[What needs to be done]: Write every entry out again exactly, please, and skip the pictures.

(Some records)
______________________________

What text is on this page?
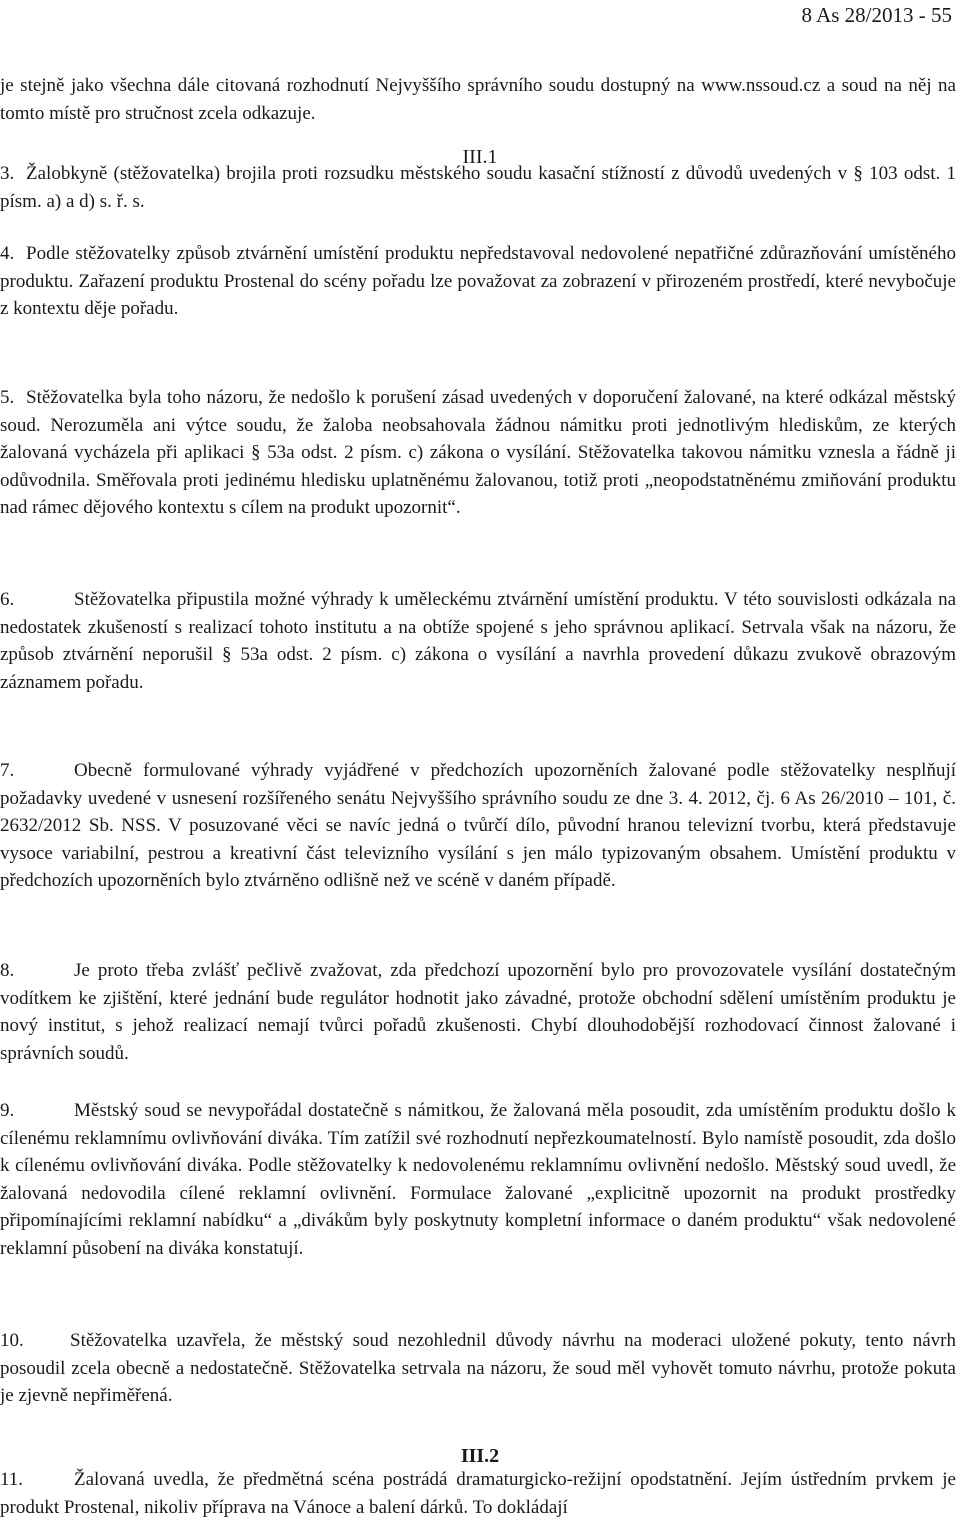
8 As 28/2013 - 55

je stejně jako všechna dále citovaná rozhodnutí Nejvyššího správního soudu dostupný na www.nssoud.cz a soud na něj na tomto místě pro stručnost zcela odkazuje.

III.1

3. Žalobkyně (stěžovatelka) brojila proti rozsudku městského soudu kasační stížností z důvodů uvedených v § 103 odst. 1 písm. a) a d) s. ř. s.

4. Podle stěžovatelky způsob ztvárnění umístění produktu nepředstavoval nedovolené nepatřičné zdůrazňování umístěného produktu. Zařazení produktu Prostenal do scény pořadu lze považovat za zobrazení v přirozeném prostředí, které nevybočuje z kontextu děje pořadu.

5. Stěžovatelka byla toho názoru, že nedošlo k porušení zásad uvedených v doporučení žalované, na které odkázal městský soud. Nerozuměla ani výtce soudu, že žaloba neobsahovala žádnou námitku proti jednotlivým hlediskům, ze kterých žalovaná vycházela při aplikaci § 53a odst. 2 písm. c) zákona o vysílání. Stěžovatelka takovou námitku vznesla a řádně ji odůvodnila. Směřovala proti jedinému hledisku uplatněnému žalovanou, totiž proti „neopodstatněnému zmiňování produktu nad rámec dějového kontextu s cílem na produkt upozornit“.

6.	Stěžovatelka připustila možné výhrady k uměleckému ztvárnění umístění produktu. V této souvislosti odkázala na nedostatek zkušeností s realizací tohoto institutu a na obtíže spojené s jeho správnou aplikací. Setrvala však na názoru, že způsob ztvárnění neporušil § 53a odst. 2 písm. c) zákona o vysílání a navrhla provedení důkazu zvukově obrazovým záznamem pořadu.

7.	Obecně formulované výhrady vyjádřené v předchozích upozorněních žalované podle stěžovatelky nesplňují požadavky uvedené v usnesení rozšířeného senátu Nejvyššího správního soudu ze dne 3. 4. 2012, čj. 6 As 26/2010 – 101, č. 2632/2012 Sb. NSS. V posuzované věci se navíc jedná o tvůrčí dílo, původní hranou televizní tvorbu, která představuje vysoce variabilní, pestrou a kreativní část televizního vysílání s jen málo typizovaným obsahem. Umístění produktu v předchozích upozorněních bylo ztvárněno odlišně než ve scéně v daném případě.

8.	Je proto třeba zvlášť pečlivě zvažovat, zda předchozí upozornění bylo pro provozovatele vysílání dostatečným vodítkem ke zjištění, které jednání bude regulátor hodnotit jako závadné, protože obchodní sdělení umístěním produktu je nový institut, s jehož realizací nemají tvůrci pořadů zkušenosti. Chybí dlouhodobější rozhodovací činnost žalované i správních soudů.

9.	Městský soud se nevypořádal dostatečně s námitkou, že žalovaná měla posoudit, zda umístěním produktu došlo k cílenému reklamnímu ovlivňování diváka. Tím zatížil své rozhodnutí nepřezkoumatelností. Bylo namístě posoudit, zda došlo k cílenému ovlivňování diváka. Podle stěžovatelky k nedovolenému reklamnímu ovlivnění nedošlo. Městský soud uvedl, že žalovaná nedovodila cílené reklamní ovlivnění. Formulace žalované „explicitně upozornit na produkt prostředky připomínajícími reklamní nabídku“ a „divákům byly poskytnuty kompletní informace o daném produktu“ však nedovolené reklamní působení na diváka konstatují.

10. Stěžovatelka uzavřela, že městský soud nezohlednil důvody návrhu na moderaci uložené pokuty, tento návrh posoudil zcela obecně a nedostatečně. Stěžovatelka setrvala na názoru, že soud měl vyhovět tomuto návrhu, protože pokuta je zjevně nepřiměřená.

III.2

11.	Žalovaná uvedla, že předmětná scéna postrádá dramaturgicko-režijní opodstatnění. Jejím ústředním prvkem je produkt Prostenal, nikoliv příprava na Vánoce a balení dárků. To dokládají
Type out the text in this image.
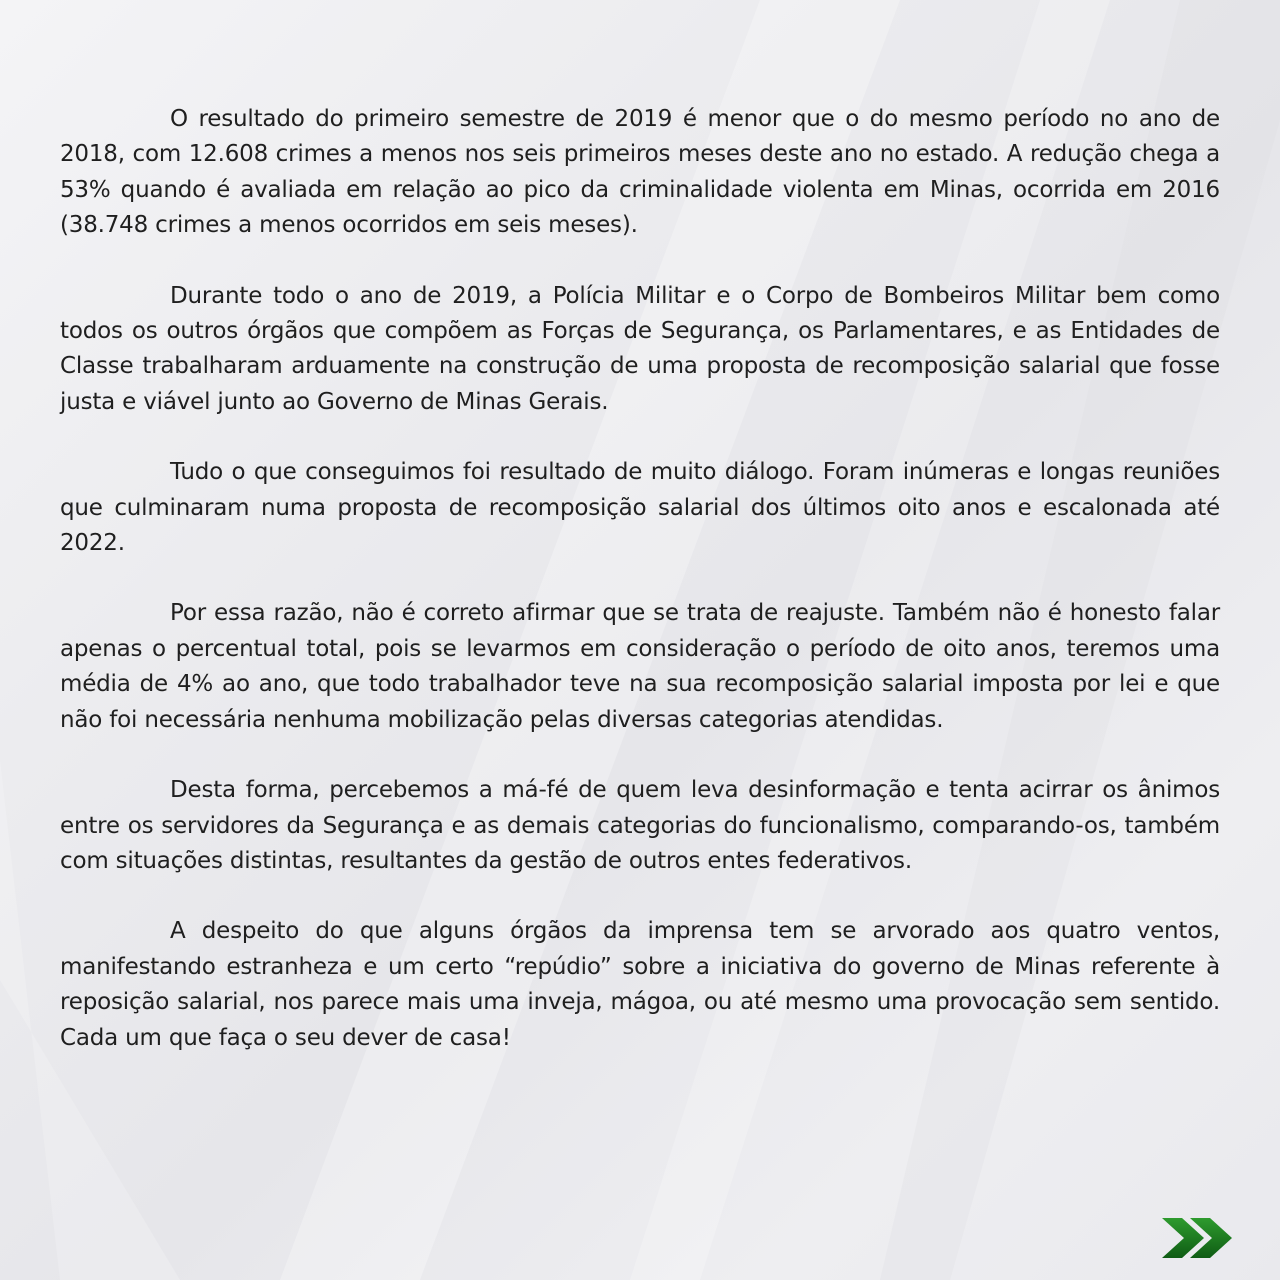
O resultado do primeiro semestre de 2019 é menor que o do mesmo período no ano de 2018, com 12.608 crimes a menos nos seis primeiros meses deste ano no estado. A redução chega a 53% quando é avaliada em relação ao pico da criminalidade violenta em Minas, ocorrida em 2016 (38.748 crimes a menos ocorridos em seis meses).

Durante todo o ano de 2019, a Polícia Militar e o Corpo de Bombeiros Militar bem como todos os outros órgãos que compõem as Forças de Segurança, os Parlamentares, e as Entidades de Classe trabalharam arduamente na construção de uma proposta de recomposição salarial que fosse justa e viável junto ao Governo de Minas Gerais.

Tudo o que conseguimos foi resultado de muito diálogo. Foram inúmeras e longas reuniões que culminaram numa proposta de recomposição salarial dos últimos oito anos e escalonada até 2022.

Por essa razão, não é correto afirmar que se trata de reajuste. Também não é honesto falar apenas o percentual total, pois se levarmos em consideração o período de oito anos, teremos uma média de 4% ao ano, que todo trabalhador teve na sua recomposição salarial imposta por lei e que não foi necessária nenhuma mobilização pelas diversas categorias atendidas.

Desta forma, percebemos a má-fé de quem leva desinformação e tenta acirrar os ânimos entre os servidores da Segurança e as demais categorias do funcionalismo, comparando-os, também com situações distintas, resultantes da gestão de outros entes federativos.

A despeito do que alguns órgãos da imprensa tem se arvorado aos quatro ventos, manifestando estranheza e um certo “repúdio” sobre a iniciativa do governo de Minas referente à reposição salarial, nos parece mais uma inveja, mágoa, ou até mesmo uma provocação sem sentido. Cada um que faça o seu dever de casa!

______________________________

[Task output]:
What text is on this page?
8 As 28/2013 - 55

je stejně jako všechna dále citovaná rozhodnutí Nejvyššího správního soudu dostupný na www.nssoud.cz a soud na něj na tomto místě pro stručnost zcela odkazuje.

III.1

3. Žalobkyně (stěžovatelka) brojila proti rozsudku městského soudu kasační stížností z důvodů uvedených v § 103 odst. 1 písm. a) a d) s. ř. s.

4. Podle stěžovatelky způsob ztvárnění umístění produktu nepředstavoval nedovolené nepatřičné zdůrazňování umístěného produktu. Zařazení produktu Prostenal do scény pořadu lze považovat za zobrazení v přirozeném prostředí, které nevybočuje z kontextu děje pořadu.

5. Stěžovatelka byla toho názoru, že nedošlo k porušení zásad uvedených v doporučení žalované, na které odkázal městský soud. Nerozuměla ani výtce soudu, že žaloba neobsahovala žádnou námitku proti jednotlivým hlediskům, ze kterých žalovaná vycházela při aplikaci § 53a odst. 2 písm. c) zákona o vysílání. Stěžovatelka takovou námitku vznesla a řádně ji odůvodnila. Směřovala proti jedinému hledisku uplatněnému žalovanou, totiž proti „neopodstatněnému zmiňování produktu nad rámec dějového kontextu s cílem na produkt upozornit“.

6.	Stěžovatelka připustila možné výhrady k uměleckému ztvárnění umístění produktu. V této souvislosti odkázala na nedostatek zkušeností s realizací tohoto institutu a na obtíže spojené s jeho správnou aplikací. Setrvala však na názoru, že způsob ztvárnění neporušil § 53a odst. 2 písm. c) zákona o vysílání a navrhla provedení důkazu zvukově obrazovým záznamem pořadu.

7.	Obecně formulované výhrady vyjádřené v předchozích upozorněních žalované podle stěžovatelky nesplňují požadavky uvedené v usnesení rozšířeného senátu Nejvyššího správního soudu ze dne 3. 4. 2012, čj. 6 As 26/2010 – 101, č. 2632/2012 Sb. NSS. V posuzované věci se navíc jedná o tvůrčí dílo, původní hranou televizní tvorbu, která představuje vysoce variabilní, pestrou a kreativní část televizního vysílání s jen málo typizovaným obsahem. Umístění produktu v předchozích upozorněních bylo ztvárněno odlišně než ve scéně v daném případě.

8.	Je proto třeba zvlášť pečlivě zvažovat, zda předchozí upozornění bylo pro provozovatele vysílání dostatečným vodítkem ke zjištění, které jednání bude regulátor hodnotit jako závadné, protože obchodní sdělení umístěním produktu je nový institut, s jehož realizací nemají tvůrci pořadů zkušenosti. Chybí dlouhodobější rozhodovací činnost žalované i správních soudů.

9.	Městský soud se nevypořádal dostatečně s námitkou, že žalovaná měla posoudit, zda umístěním produktu došlo k cílenému reklamnímu ovlivňování diváka. Tím zatížil své rozhodnutí nepřezkoumatelností. Bylo namístě posoudit, zda došlo k cílenému ovlivňování diváka. Podle stěžovatelky k nedovolenému reklamnímu ovlivnění nedošlo. Městský soud uvedl, že žalovaná nedovodila cílené reklamní ovlivnění. Formulace žalované „explicitně upozornit na produkt prostředky připomínajícími reklamní nabídku“ a „divákům byly poskytnuty kompletní informace o daném produktu“ však nedovolené reklamní působení na diváka konstatují.

10. Stěžovatelka uzavřela, že městský soud nezohlednil důvody návrhu na moderaci uložené pokuty, tento návrh posoudil zcela obecně a nedostatečně. Stěžovatelka setrvala na názoru, že soud měl vyhovět tomuto návrhu, protože pokuta je zjevně nepřiměřená.

III.2

11.	Žalovaná uvedla, že předmětná scéna postrádá dramaturgicko-režijní opodstatnění. Jejím ústředním prvkem je produkt Prostenal, nikoliv příprava na Vánoce a balení dárků. To dokládají
Type out the text in this image.
O resultado do primeiro semestre de 2019 é menor que o do mesmo período no ano de 2018, com 12.608 crimes a menos nos seis primeiros meses deste ano no estado. A redução chega a 53% quando é avaliada em relação ao pico da criminalidade violenta em Minas, ocorrida em 2016 (38.748 crimes a menos ocorridos em seis meses).

Durante todo o ano de 2019, a Polícia Militar e o Corpo de Bombeiros Militar bem como todos os outros órgãos que compõem as Forças de Segurança, os Parlamentares, e as Entidades de Classe trabalharam arduamente na construção de uma proposta de recomposição salarial que fosse justa e viável junto ao Governo de Minas Gerais.

Tudo o que conseguimos foi resultado de muito diálogo. Foram inúmeras e longas reuniões que culminaram numa proposta de recomposição salarial dos últimos oito anos e escalonada até 2022.

Por essa razão, não é correto afirmar que se trata de reajuste. Também não é honesto falar apenas o percentual total, pois se levarmos em consideração o período de oito anos, teremos uma média de 4% ao ano, que todo trabalhador teve na sua recomposição salarial imposta por lei e que não foi necessária nenhuma mobilização pelas diversas categorias atendidas.

Desta forma, percebemos a má-fé de quem leva desinformação e tenta acirrar os ânimos entre os servidores da Segurança e as demais categorias do funcionalismo, comparando-os, também com situações distintas, resultantes da gestão de outros entes federativos.

A despeito do que alguns órgãos da imprensa tem se arvorado aos quatro ventos, manifestando estranheza e um certo “repúdio” sobre a iniciativa do governo de Minas referente à reposição salarial, nos parece mais uma inveja, mágoa, ou até mesmo uma provocação sem sentido. Cada um que faça o seu dever de casa!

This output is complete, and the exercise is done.